▶ PROBLEM TO SOLVE
Return the number of lines that contain the word "title", and return nothing else.

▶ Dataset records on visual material
******************************
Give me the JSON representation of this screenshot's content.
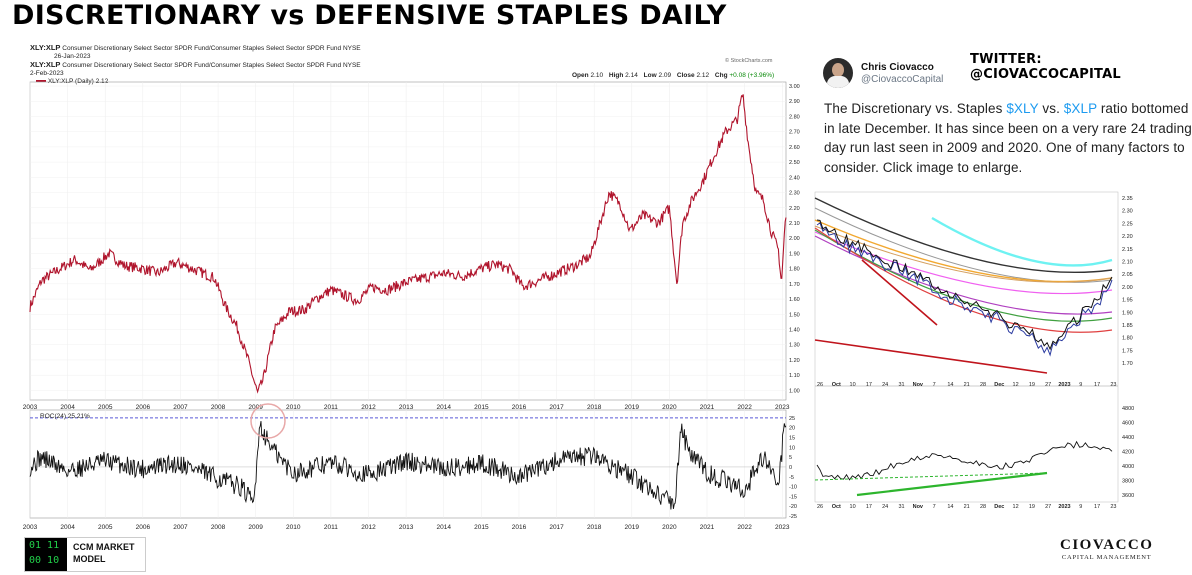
{
  "title": "DISCRETIONARY vs DEFENSIVE STAPLES DAILY",
  "main_chart": {
    "symbol": "XLY:XLP",
    "description": "Consumer Discretionary Select Sector SPDR Fund/Consumer Staples Select Sector SPDR Fund NYSE",
    "date1": "26-Jan-2023",
    "symbol2": "XLY:XLP",
    "description2": "Consumer Discretionary Select Sector SPDR Fund/Consumer Staples Select Sector SPDR Fund NYSE",
    "date2": "2-Feb-2023",
    "legend": "XLY:XLP (Daily) 2.12",
    "attribution": "© StockCharts.com",
    "ohlc": {
      "open_label": "Open",
      "open": "2.10",
      "high_label": "High",
      "high": "2.14",
      "low_label": "Low",
      "low": "2.09",
      "close_label": "Close",
      "close": "2.12",
      "chg_label": "Chg",
      "chg": "+0.08 (+3.96%)"
    },
    "roc_legend": "ROC(24) 25.21%"
  },
  "tweet": {
    "name": "Chris Ciovacco",
    "handle": "@CiovaccoCapital",
    "text_1": "The  Discretionary vs. Staples ",
    "cash_1": "$XLY",
    "text_2": " vs. ",
    "cash_2": "$XLP",
    "text_3": " ratio bottomed in late December. It has since been on a very rare 24 trading-day run last seen in 2009 and 2020. One of many factors to consider. Click image to enlarge."
  },
  "twitter_handle": "TWITTER: @CIOVACCOCAPITAL",
  "ccm_logo": {
    "matrix_1": "01 11",
    "matrix_2": "00 10",
    "label_1": "CCM MARKET",
    "label_2": "MODEL"
  },
  "ciovacco_logo": {
    "name": "CIOVACCO",
    "sub": "CAPITAL MANAGEMENT"
  },
  "chart_data": [
    {
      "type": "line",
      "name": "XLY:XLP price ratio (daily)",
      "x": [
        2003.0,
        2003.3,
        2003.8,
        2004.2,
        2004.6,
        2005.1,
        2005.5,
        2006.0,
        2006.4,
        2006.9,
        2007.3,
        2007.6,
        2007.9,
        2008.2,
        2008.5,
        2008.8,
        2009.05,
        2009.2,
        2009.5,
        2009.9,
        2010.3,
        2010.6,
        2011.0,
        2011.4,
        2011.7,
        2012.1,
        2012.5,
        2013.0,
        2013.5,
        2014.0,
        2014.5,
        2015.0,
        2015.4,
        2015.8,
        2016.1,
        2016.5,
        2017.0,
        2017.5,
        2017.9,
        2018.1,
        2018.4,
        2018.7,
        2018.95,
        2019.3,
        2019.7,
        2020.0,
        2020.2,
        2020.35,
        2020.6,
        2020.9,
        2021.2,
        2021.5,
        2021.8,
        2021.95,
        2022.1,
        2022.3,
        2022.5,
        2022.7,
        2022.9,
        2022.98,
        2023.08
      ],
      "y": [
        1.55,
        1.72,
        1.8,
        1.86,
        1.79,
        1.9,
        1.82,
        1.8,
        1.77,
        1.84,
        1.8,
        1.77,
        1.74,
        1.55,
        1.42,
        1.2,
        0.98,
        1.07,
        1.4,
        1.52,
        1.53,
        1.6,
        1.66,
        1.62,
        1.59,
        1.68,
        1.66,
        1.71,
        1.74,
        1.77,
        1.75,
        1.8,
        1.83,
        1.79,
        1.68,
        1.72,
        1.77,
        1.82,
        1.88,
        2.05,
        2.3,
        2.22,
        2.05,
        2.15,
        2.1,
        2.2,
        1.7,
        2.1,
        2.25,
        2.38,
        2.55,
        2.7,
        2.78,
        2.95,
        2.62,
        2.3,
        2.25,
        2.05,
        1.92,
        1.7,
        2.12
      ],
      "ylim": [
        0.95,
        3.0
      ],
      "xlim": [
        2003,
        2023.1
      ]
    },
    {
      "type": "line",
      "name": "ROC(24)",
      "x": [
        2003.0,
        2003.3,
        2004.0,
        2005.0,
        2006.0,
        2007.0,
        2008.0,
        2008.6,
        2008.95,
        2009.1,
        2009.3,
        2009.6,
        2010.0,
        2011.0,
        2012.0,
        2013.0,
        2014.0,
        2015.0,
        2016.0,
        2017.0,
        2018.0,
        2019.0,
        2020.15,
        2020.3,
        2020.5,
        2021.0,
        2022.0,
        2022.5,
        2022.9,
        2023.08
      ],
      "y": [
        0,
        5,
        -2,
        3,
        -1,
        2,
        -6,
        -10,
        -19,
        22,
        14,
        5,
        -3,
        2,
        -4,
        3,
        -1,
        2,
        -5,
        3,
        6,
        -5,
        -19,
        21,
        8,
        -3,
        -12,
        6,
        -10,
        25
      ],
      "ylim": [
        -25,
        28
      ],
      "xlim": [
        2003,
        2023.1
      ]
    }
  ],
  "axes": {
    "years": [
      "2003",
      "2004",
      "2005",
      "2006",
      "2007",
      "2008",
      "2009",
      "2010",
      "2011",
      "2012",
      "2013",
      "2014",
      "2015",
      "2016",
      "2017",
      "2018",
      "2019",
      "2020",
      "2021",
      "2022",
      "2023"
    ],
    "price_ticks": [
      "3.00",
      "2.90",
      "2.80",
      "2.70",
      "2.60",
      "2.50",
      "2.40",
      "2.30",
      "2.20",
      "2.10",
      "2.00",
      "1.90",
      "1.80",
      "1.70",
      "1.60",
      "1.50",
      "1.40",
      "1.30",
      "1.20",
      "1.10",
      "1.00"
    ],
    "roc_ticks": [
      "25",
      "20",
      "15",
      "10",
      "5",
      "0",
      "-5",
      "-10",
      "-15",
      "-20",
      "-25"
    ],
    "inset_price_ticks": [
      "2.35",
      "2.30",
      "2.25",
      "2.20",
      "2.15",
      "2.10",
      "2.05",
      "2.00",
      "1.95",
      "1.90",
      "1.85",
      "1.80",
      "1.75",
      "1.70"
    ],
    "inset_spx_ticks": [
      "4800",
      "4600",
      "4400",
      "4200",
      "4000",
      "3800",
      "3600"
    ],
    "inset_x_labels": [
      "26",
      "Oct",
      "10",
      "17",
      "24",
      "31",
      "Nov",
      "7",
      "14",
      "21",
      "28",
      "Dec",
      "12",
      "19",
      "27",
      "2023",
      "9",
      "17",
      "23"
    ],
    "inset_x_labels_bottom": [
      "26",
      "Oct",
      "10",
      "17",
      "24",
      "31",
      "Nov",
      "7",
      "14",
      "21",
      "28",
      "Dec",
      "12",
      "19",
      "27",
      "2023",
      "9",
      "17",
      "23"
    ]
  },
  "colors": {
    "price_line": "#b0142c",
    "roc_line": "#111111",
    "dashed_ref": "#5a5ad8",
    "twitter_cash": "#1d9bf0",
    "trend_red": "#c0141c",
    "trend_green": "#2db52d"
  }
}
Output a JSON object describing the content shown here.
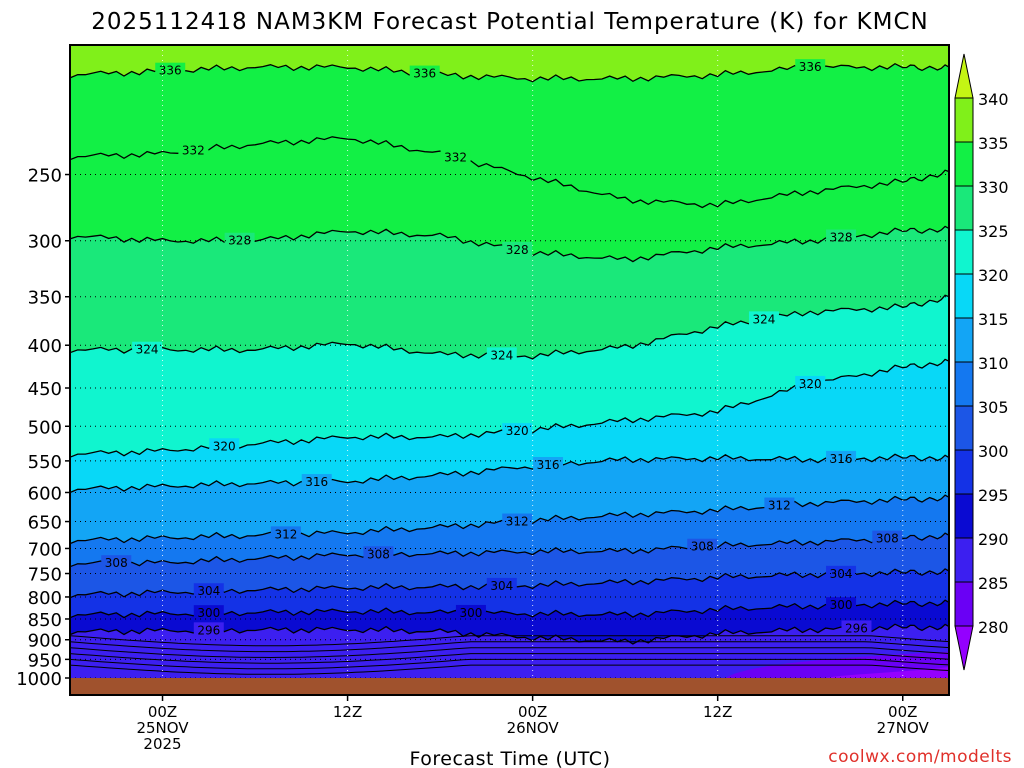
{
  "title": "2025112418 NAM3KM Forecast Potential Temperature (K) for KMCN",
  "xlabel": "Forecast Time (UTC)",
  "credit": "coolwx.com/modelts",
  "credit_color": "#e0302a",
  "chart_data": {
    "type": "filled-contour",
    "title": "2025112418 NAM3KM Forecast Potential Temperature (K) for KMCN",
    "xlabel": "Forecast Time (UTC)",
    "ylabel": "",
    "yscale": "log",
    "yinverted": true,
    "grid": true,
    "xlim": [
      -6,
      51
    ],
    "ylim": [
      1000,
      175
    ],
    "x_ticks": [
      {
        "value": 0,
        "labels": [
          "00Z",
          "25NOV",
          "2025"
        ]
      },
      {
        "value": 12,
        "labels": [
          "12Z"
        ]
      },
      {
        "value": 24,
        "labels": [
          "00Z",
          "26NOV"
        ]
      },
      {
        "value": 36,
        "labels": [
          "12Z"
        ]
      },
      {
        "value": 48,
        "labels": [
          "00Z",
          "27NOV"
        ]
      }
    ],
    "y_ticks": [
      250,
      300,
      350,
      400,
      450,
      500,
      550,
      600,
      650,
      700,
      750,
      800,
      850,
      900,
      950,
      1000
    ],
    "colorbar": {
      "levels": [
        280,
        285,
        290,
        295,
        300,
        305,
        310,
        315,
        320,
        325,
        330,
        335,
        340
      ],
      "colors": [
        "#9400ff",
        "#6a00f5",
        "#3c1ff0",
        "#0a0ad2",
        "#1432e6",
        "#1c56e6",
        "#1478f0",
        "#13a5f5",
        "#08d8f7",
        "#10f5cf",
        "#1ae87a",
        "#12f045",
        "#80f01a",
        "#c4f514"
      ]
    },
    "contour_labels": [
      336,
      332,
      328,
      324,
      320,
      316,
      312,
      308,
      304,
      300,
      296
    ],
    "series": [
      {
        "name": "336",
        "x": [
          -6,
          0,
          6,
          12,
          18,
          24,
          30,
          36,
          42,
          48,
          51
        ],
        "y": [
          190,
          188,
          186,
          186,
          190,
          192,
          192,
          190,
          186,
          186,
          186
        ]
      },
      {
        "name": "332",
        "x": [
          -6,
          0,
          6,
          12,
          18,
          24,
          30,
          36,
          42,
          48,
          51
        ],
        "y": [
          238,
          236,
          230,
          226,
          236,
          252,
          268,
          272,
          262,
          255,
          248
        ]
      },
      {
        "name": "328",
        "x": [
          -6,
          0,
          6,
          12,
          18,
          24,
          30,
          36,
          42,
          48,
          51
        ],
        "y": [
          296,
          300,
          300,
          292,
          296,
          310,
          316,
          306,
          300,
          292,
          290
        ]
      },
      {
        "name": "324",
        "x": [
          -6,
          0,
          6,
          12,
          18,
          24,
          30,
          36,
          42,
          48,
          51
        ],
        "y": [
          405,
          405,
          405,
          398,
          410,
          412,
          402,
          380,
          365,
          360,
          350
        ]
      },
      {
        "name": "320",
        "x": [
          -6,
          0,
          6,
          12,
          18,
          24,
          30,
          36,
          42,
          48,
          51
        ],
        "y": [
          540,
          535,
          525,
          515,
          515,
          505,
          492,
          480,
          445,
          425,
          418
        ]
      },
      {
        "name": "316",
        "x": [
          -6,
          0,
          6,
          12,
          18,
          24,
          30,
          36,
          42,
          48,
          51
        ],
        "y": [
          595,
          590,
          585,
          582,
          572,
          558,
          548,
          546,
          548,
          545,
          545
        ]
      },
      {
        "name": "312",
        "x": [
          -6,
          0,
          6,
          12,
          18,
          24,
          30,
          36,
          42,
          48,
          51
        ],
        "y": [
          685,
          680,
          675,
          670,
          660,
          648,
          638,
          630,
          618,
          612,
          608
        ]
      },
      {
        "name": "308",
        "x": [
          -6,
          0,
          6,
          12,
          18,
          24,
          30,
          36,
          42,
          48,
          51
        ],
        "y": [
          730,
          728,
          720,
          712,
          710,
          706,
          705,
          695,
          688,
          680,
          675
        ]
      },
      {
        "name": "304",
        "x": [
          -6,
          0,
          6,
          12,
          18,
          24,
          30,
          36,
          42,
          48,
          51
        ],
        "y": [
          795,
          790,
          785,
          780,
          778,
          775,
          768,
          758,
          752,
          748,
          745
        ]
      },
      {
        "name": "300",
        "x": [
          -6,
          0,
          6,
          12,
          18,
          24,
          30,
          36,
          42,
          48,
          51
        ],
        "y": [
          840,
          838,
          835,
          832,
          835,
          838,
          840,
          828,
          820,
          815,
          812
        ]
      },
      {
        "name": "296",
        "x": [
          -6,
          0,
          6,
          12,
          18,
          24,
          30,
          36,
          42,
          48,
          51
        ],
        "y": [
          880,
          878,
          876,
          875,
          880,
          895,
          905,
          885,
          875,
          870,
          868
        ]
      }
    ]
  }
}
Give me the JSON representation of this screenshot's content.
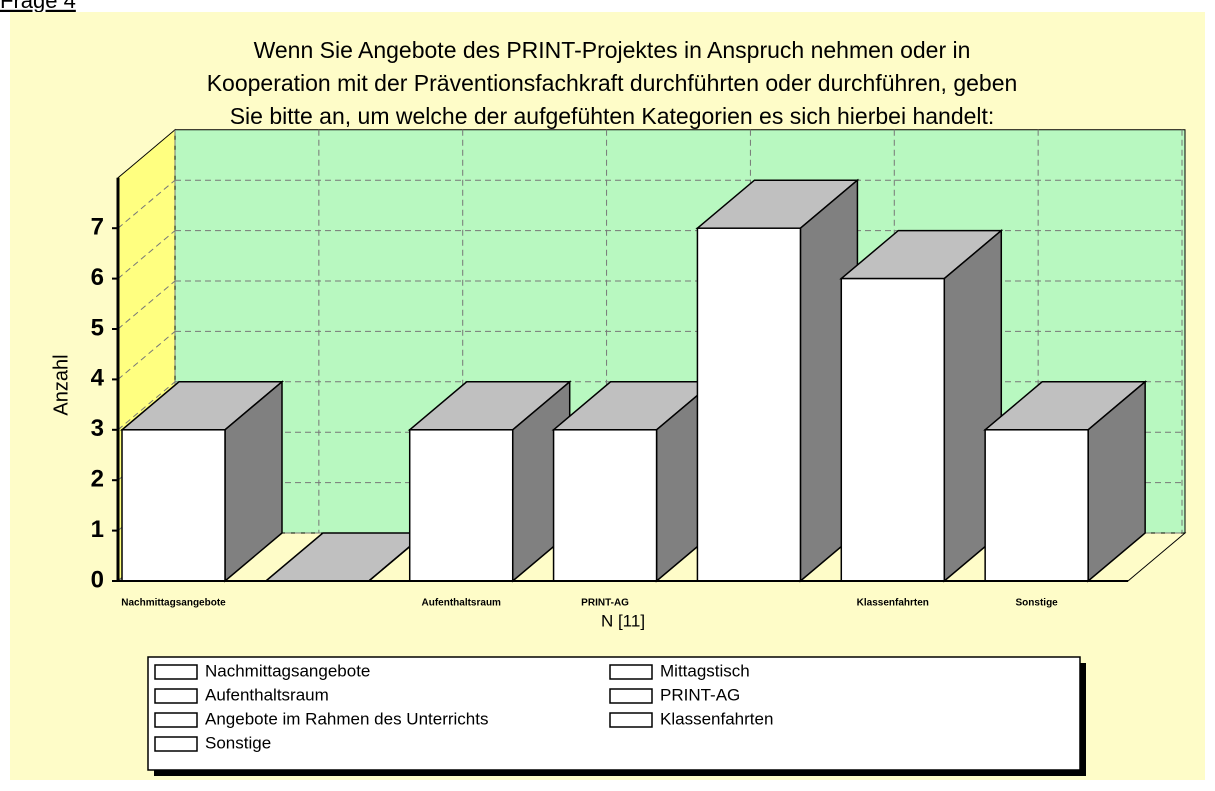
{
  "page_label": "Frage 4",
  "chart_data": {
    "type": "bar3d",
    "title": [
      "Wenn Sie  Angebote des PRINT-Projektes in Anspruch nehmen oder  in",
      "Kooperation mit der Präventionsfachkraft durchführten oder durchführen, geben",
      "Sie  bitte an, um welche der aufgefühten Kategorien es sich hierbei handelt:"
    ],
    "y_label": "Anzahl",
    "x_label": "N [11]",
    "categories": [
      "Nachmittagsangebote",
      null,
      "Aufenthaltsraum",
      "PRINT-AG",
      null,
      "Klassenfahrten",
      "Sonstige"
    ],
    "legend": [
      "Nachmittagsangebote",
      "Mittagstisch",
      "Aufenthaltsraum",
      "PRINT-AG",
      "Angebote im Rahmen des Unterrichts",
      "Klassenfahrten",
      "Sonstige"
    ],
    "values": [
      3,
      0,
      3,
      3,
      7,
      6,
      3
    ],
    "color": "#ffffff",
    "ylim": [
      0,
      8
    ],
    "yticks": [
      0,
      1,
      2,
      3,
      4,
      5,
      6,
      7
    ],
    "grid": true
  }
}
******************************
▶ SOLUTION FOR THIS PROBLEM
4